▶ [WRITTEN PROBLEM] Lines that include the word "daegu" are the ones to copy.

--- Start RECORDS ---

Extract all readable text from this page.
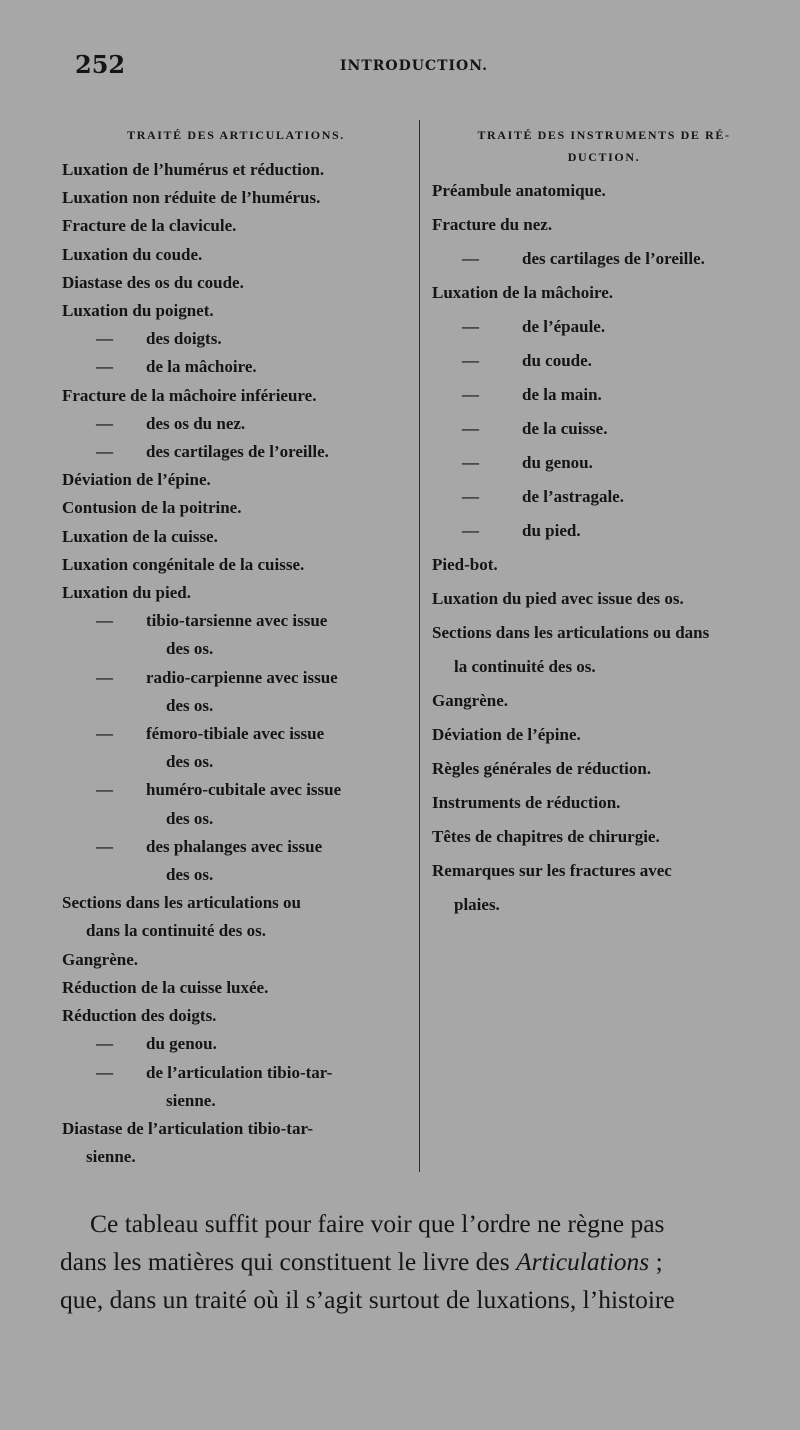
252	INTRODUCTION.
TRAITÉ DES ARTICULATIONS.
Luxation de l’humérus et réduction.
Luxation non réduite de l’humérus.
Fracture de la clavicule.
Luxation du coude.
Diastase des os du coude.
Luxation du poignet.
— des doigts.
— de la mâchoire.
Fracture de la mâchoire inférieure.
— des os du nez.
— des cartilages de l’oreille.
Déviation de l’épine.
Contusion de la poitrine.
Luxation de la cuisse.
Luxation congénitale de la cuisse.
Luxation du pied.
— tibio-tarsienne avec issue
des os.
— radio-carpienne avec issue
des os.
— fémoro-tibiale avec issue
des os.
— huméro-cubitale avec issue
des os.
— des phalanges avec issue
des os.
Sections dans les articulations ou
dans la continuité des os.
Gangrène.
Réduction de la cuisse luxée.
Réduction des doigts.
— du genou.
— de l’articulation tibio-tar-
sienne.
Diastase de l’articulation tibio-tar-
sienne.
TRAITÉ DES INSTRUMENTS DE RÉ-
DUCTION.
Préambule anatomique.
Fracture du nez.
—	des cartilages de l’oreille.
Luxation de la mâchoire.
—	de l’épaule.
—	du coude.
—	de la main.
—	de la cuisse.
—	du genou.
—	de l’astragale.
—	du pied.
Pied-bot.
Luxation du pied avec issue des os.
Sections dans les articulations ou dans
la continuité des os.
Gangrène.
Déviation de l’épine.
Règles générales de réduction.
Instruments de réduction.
Têtes de chapitres de chirurgie.
Remarques sur les fractures avec
plaies.

Ce tableau suffit pour faire voir que l’ordre ne règne pas

dans les matières qui constituent le livre des Articulations ;

que, dans un traité où il s’agit surtout de luxations, l’histoire
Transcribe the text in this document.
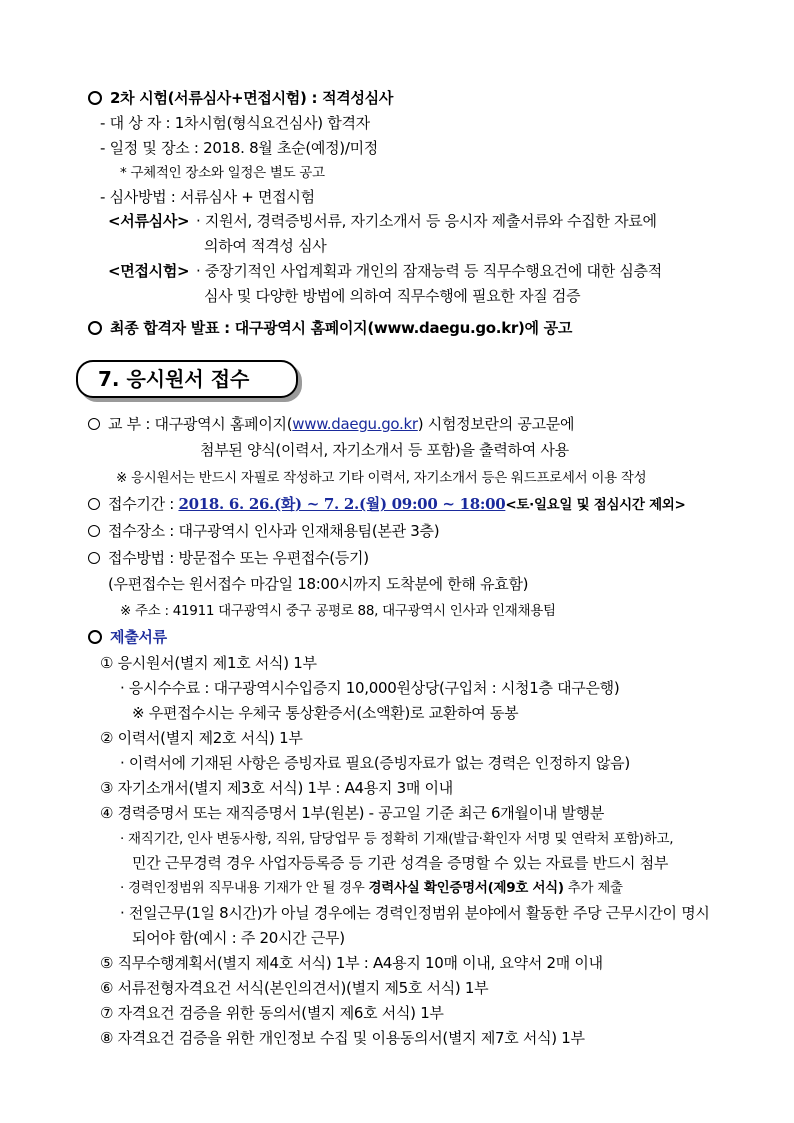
2차 시험(서류심사+면접시험) : 적격성심사
- 대 상 자 : 1차시험(형식요건심사) 합격자
- 일정 및 장소 : 2018. 8월 초순(예정)/미정
* 구체적인 장소와 일정은 별도 공고
- 심사방법 : 서류심사 + 면접시험
<서류심사> · 지원서, 경력증빙서류, 자기소개서 등 응시자 제출서류와 수집한 자료에
의하여 적격성 심사
<면접시험> · 중장기적인 사업계획과 개인의 잠재능력 등 직무수행요건에 대한 심층적
심사 및 다양한 방법에 의하여 직무수행에 필요한 자질 검증
최종 합격자 발표 : 대구광역시 홈페이지(www.daegu.go.kr)에 공고
7. 응시원서 접수
교 부 : 대구광역시 홈페이지(www.daegu.go.kr) 시험정보란의 공고문에
첨부된 양식(이력서, 자기소개서 등 포함)을 출력하여 사용
※ 응시원서는 반드시 자필로 작성하고 기타 이력서, 자기소개서 등은 워드프로세서 이용 작성
접수기간 : 2018. 6. 26.(화) ~ 7. 2.(월) 09:00 ~ 18:00<토·일요일 및 점심시간 제외>
접수장소 : 대구광역시 인사과 인재채용팀(본관 3층)
접수방법 : 방문접수 또는 우편접수(등기)
(우편접수는 원서접수 마감일 18:00시까지 도착분에 한해 유효함)
※ 주소 : 41911 대구광역시 중구 공평로 88, 대구광역시 인사과 인재채용팀
제출서류
① 응시원서(별지 제1호 서식) 1부
· 응시수수료 : 대구광역시수입증지 10,000원상당(구입처 : 시청1층 대구은행)
※ 우편접수시는 우체국 통상환증서(소액환)로 교환하여 동봉
② 이력서(별지 제2호 서식) 1부
· 이력서에 기재된 사항은 증빙자료 필요(증빙자료가 없는 경력은 인정하지 않음)
③ 자기소개서(별지 제3호 서식) 1부 : A4용지 3매 이내
④ 경력증명서 또는 재직증명서 1부(원본) - 공고일 기준 최근 6개월이내 발행분
· 재직기간, 인사 변동사항, 직위, 담당업무 등 정확히 기재(발급·확인자 서명 및 연락처 포함)하고,
민간 근무경력 경우 사업자등록증 등 기관 성격을 증명할 수 있는 자료를 반드시 첨부
· 경력인정범위 직무내용 기재가 안 될 경우 경력사실 확인증명서(제9호 서식) 추가 제출
· 전일근무(1일 8시간)가 아닐 경우에는 경력인정범위 분야에서 활동한 주당 근무시간이 명시
되어야 함(예시 : 주 20시간 근무)
⑤ 직무수행계획서(별지 제4호 서식) 1부 : A4용지 10매 이내, 요약서 2매 이내
⑥ 서류전형자격요건 서식(본인의견서)(별지 제5호 서식) 1부
⑦ 자격요건 검증을 위한 동의서(별지 제6호 서식) 1부
⑧ 자격요건 검증을 위한 개인정보 수집 및 이용동의서(별지 제7호 서식) 1부
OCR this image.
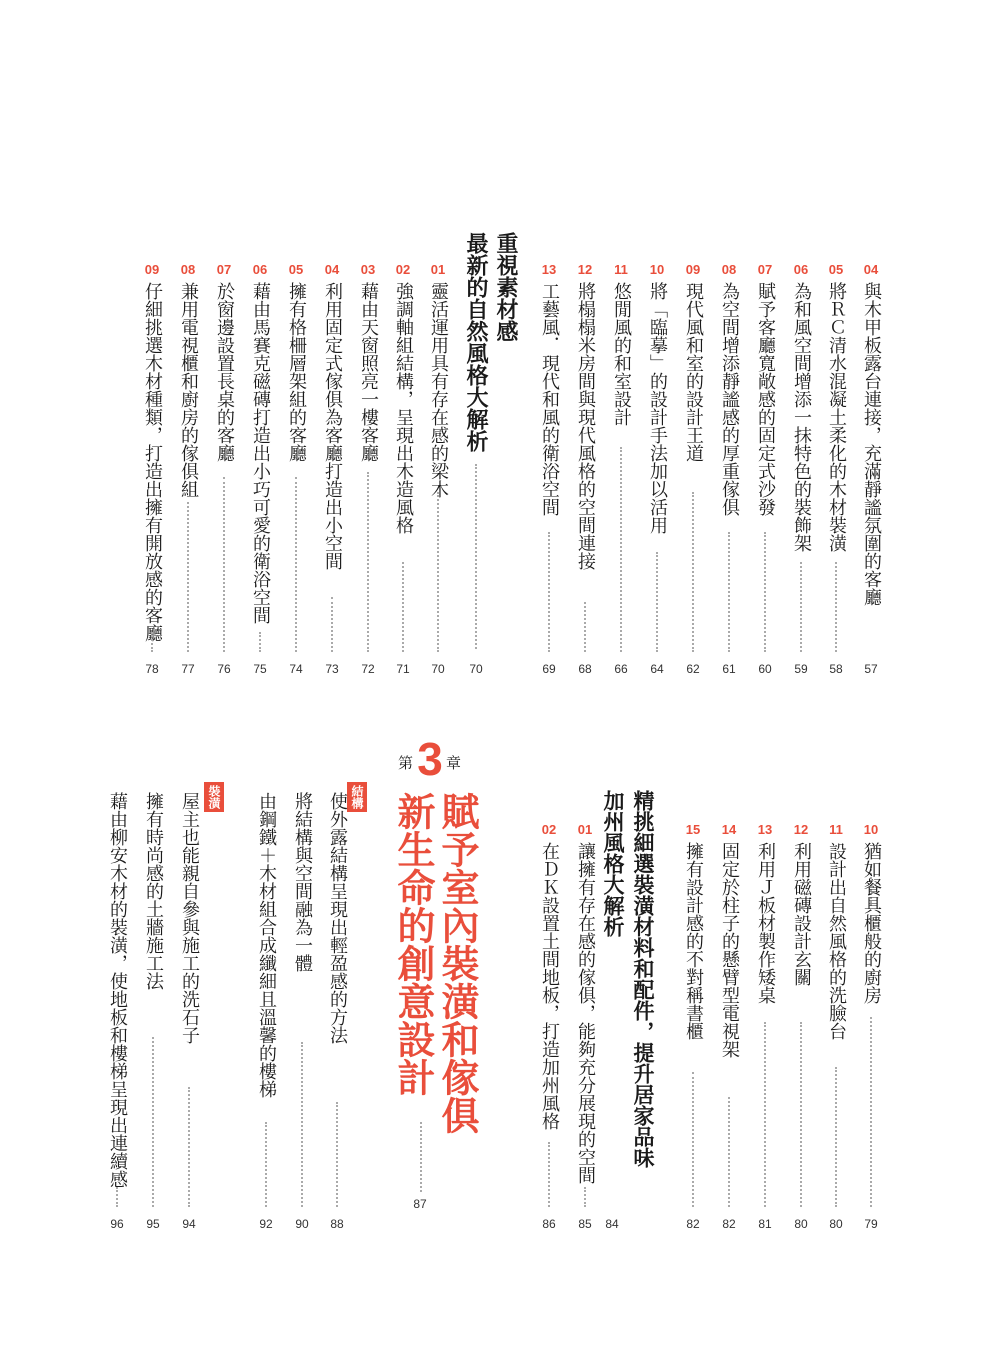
04
與木甲板露台連接，充滿靜謐氛圍的客廳
57
05
將ＲＣ清水混凝土柔化的木材裝潢
58
06
為和風空間增添一抹特色的裝飾架
59
07
賦予客廳寬敞感的固定式沙發
60
08
為空間增添靜謐感的厚重傢俱
61
09
現代風和室的設計王道
62
10
將「臨摹」的設計手法加以活用
64
11
悠閒風的和室設計
66
12
將榻榻米房間與現代風格的空間連接
68
13
工藝風．現代和風的衛浴空間
69
重視素材感
最新的自然風格大解析
70
01
靈活運用具有存在感的梁木
70
02
強調軸組結構，呈現出木造風格
71
03
藉由天窗照亮一樓客廳
72
04
利用固定式傢俱為客廳打造出小空間
73
05
擁有格柵層架組的客廳
74
06
藉由馬賽克磁磚打造出小巧可愛的衛浴空間
75
07
於窗邊設置長桌的客廳
76
08
兼用電視櫃和廚房的傢俱組
77
09
仔細挑選木材種類，打造出擁有開放感的客廳
78
10
猶如餐具櫃般的廚房
79
11
設計出自然風格的洗臉台
80
12
利用磁磚設計玄關
80
13
利用Ｊ板材製作矮桌
81
14
固定於柱子的懸臂型電視架
82
15
擁有設計感的不對稱書櫃
82
精挑細選裝潢材料和配件，提升居家品味
加州風格大解析
84
01
讓擁有存在感的傢俱，能夠充分展現的空間
85
02
在ＤＫ設置土間地板，打造加州風格
86
第 3 章
賦予室內裝潢和傢俱
新生命的創意設計
87
結構
使外露結構呈現出輕盈感的方法
88
將結構與空間融為一體
90
由鋼鐵＋木材組合成纖細且溫馨的樓梯
92
裝潢
屋主也能親自參與施工的洗石子
94
擁有時尚感的土牆施工法
95
藉由柳安木材的裝潢，使地板和樓梯呈現出連續感
96
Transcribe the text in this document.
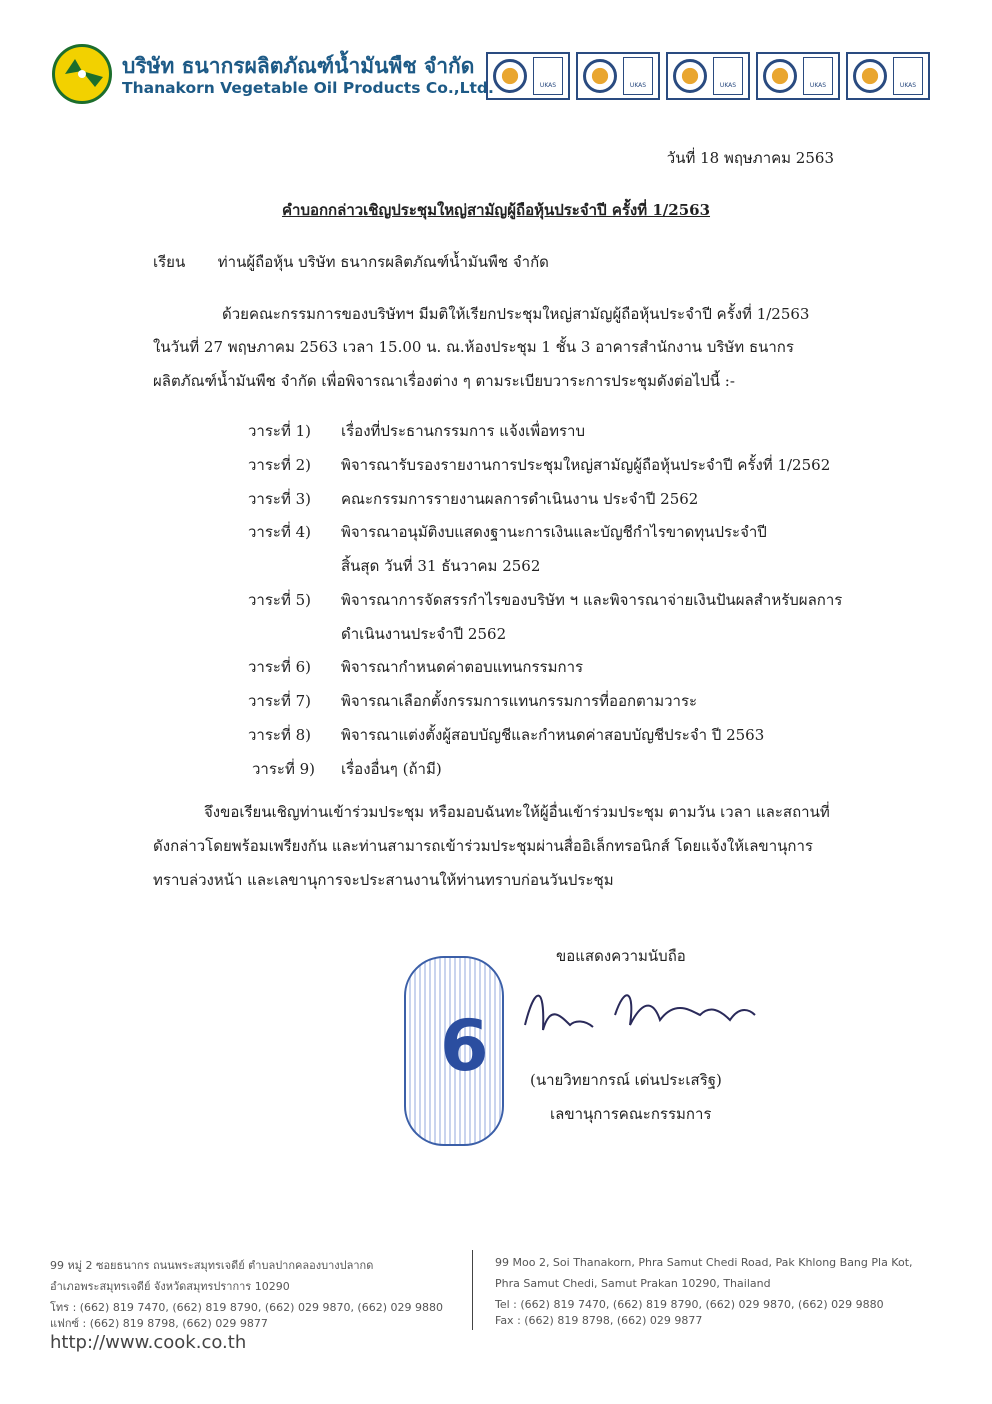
บริษัท ธนากรผลิตภัณฑ์น้ำมันพืช จำกัด
Thanakorn Vegetable Oil Products Co.,Ltd.	UKAS	UKAS	UKAS	UKAS	UKAS
วันที่ 18 พฤษภาคม 2563
คำบอกกล่าวเชิญประชุมใหญ่สามัญผู้ถือหุ้นประจำปี ครั้งที่ 1/2563
เรียน ท่านผู้ถือหุ้น บริษัท ธนากรผลิตภัณฑ์น้ำมันพืช จำกัด
ด้วยคณะกรรมการของบริษัทฯ มีมติให้เรียกประชุมใหญ่สามัญผู้ถือหุ้นประจำปี ครั้งที่ 1/2563
ในวันที่ 27 พฤษภาคม 2563 เวลา 15.00 น. ณ.ห้องประชุม 1 ชั้น 3 อาคารสำนักงาน บริษัท ธนากร
ผลิตภัณฑ์น้ำมันพืช จำกัด เพื่อพิจารณาเรื่องต่าง ๆ ตามระเบียบวาระการประชุมดังต่อไปนี้ :-
วาระที่ 1) เรื่องที่ประธานกรรมการ แจ้งเพื่อทราบ
วาระที่ 2) พิจารณารับรองรายงานการประชุมใหญ่สามัญผู้ถือหุ้นประจำปี ครั้งที่ 1/2562
วาระที่ 3) คณะกรรมการรายงานผลการดำเนินงาน ประจำปี 2562
วาระที่ 4) พิจารณาอนุมัติงบแสดงฐานะการเงินและบัญชีกำไรขาดทุนประจำปี
สิ้นสุด วันที่ 31 ธันวาคม 2562
วาระที่ 5) พิจารณาการจัดสรรกำไรของบริษัท ฯ และพิจารณาจ่ายเงินปันผลสำหรับผลการ
ดำเนินงานประจำปี 2562
วาระที่ 6) พิจารณากำหนดค่าตอบแทนกรรมการ
วาระที่ 7) พิจารณาเลือกตั้งกรรมการแทนกรรมการที่ออกตามวาระ
วาระที่ 8) พิจารณาแต่งตั้งผู้สอบบัญชีและกำหนดค่าสอบบัญชีประจำ ปี 2563
วาระที่ 9) เรื่องอื่นๆ (ถ้ามี)
จึงขอเรียนเชิญท่านเข้าร่วมประชุม หรือมอบฉันทะให้ผู้อื่นเข้าร่วมประชุม ตามวัน เวลา และสถานที่
ดังกล่าวโดยพร้อมเพรียงกัน และท่านสามารถเข้าร่วมประชุมผ่านสื่ออิเล็กทรอนิกส์ โดยแจ้งให้เลขานุการ
ทราบล่วงหน้า และเลขานุการจะประสานงานให้ท่านทราบก่อนวันประชุม
ขอแสดงความนับถือ
6	(นายวิทยากรณ์ เด่นประเสริฐ)
เลขานุการคณะกรรมการ
99 หมู่ 2 ซอยธนากร ถนนพระสมุทรเจดีย์ ตำบลปากคลองบางปลากด
อำเภอพระสมุทรเจดีย์ จังหวัดสมุทรปราการ 10290
โทร : (662) 819 7470, (662) 819 8790, (662) 029 9870, (662) 029 9880
แฟกซ์ : (662) 819 8798, (662) 029 9877
99 Moo 2, Soi Thanakorn, Phra Samut Chedi Road, Pak Khlong Bang Pla Kot,
Phra Samut Chedi, Samut Prakan 10290, Thailand
Tel : (662) 819 7470, (662) 819 8790, (662) 029 9870, (662) 029 9880
Fax : (662) 819 8798, (662) 029 9877
http://www.cook.co.th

--- End RECORDS ---

▶ [RESULT OF THIS TASK]
최종 합격자 발표 : 대구광역시 홈페이지(www.daegu.go.kr)에 공고
교 부 : 대구광역시 홈페이지(www.daegu.go.kr) 시험정보란의 공고문에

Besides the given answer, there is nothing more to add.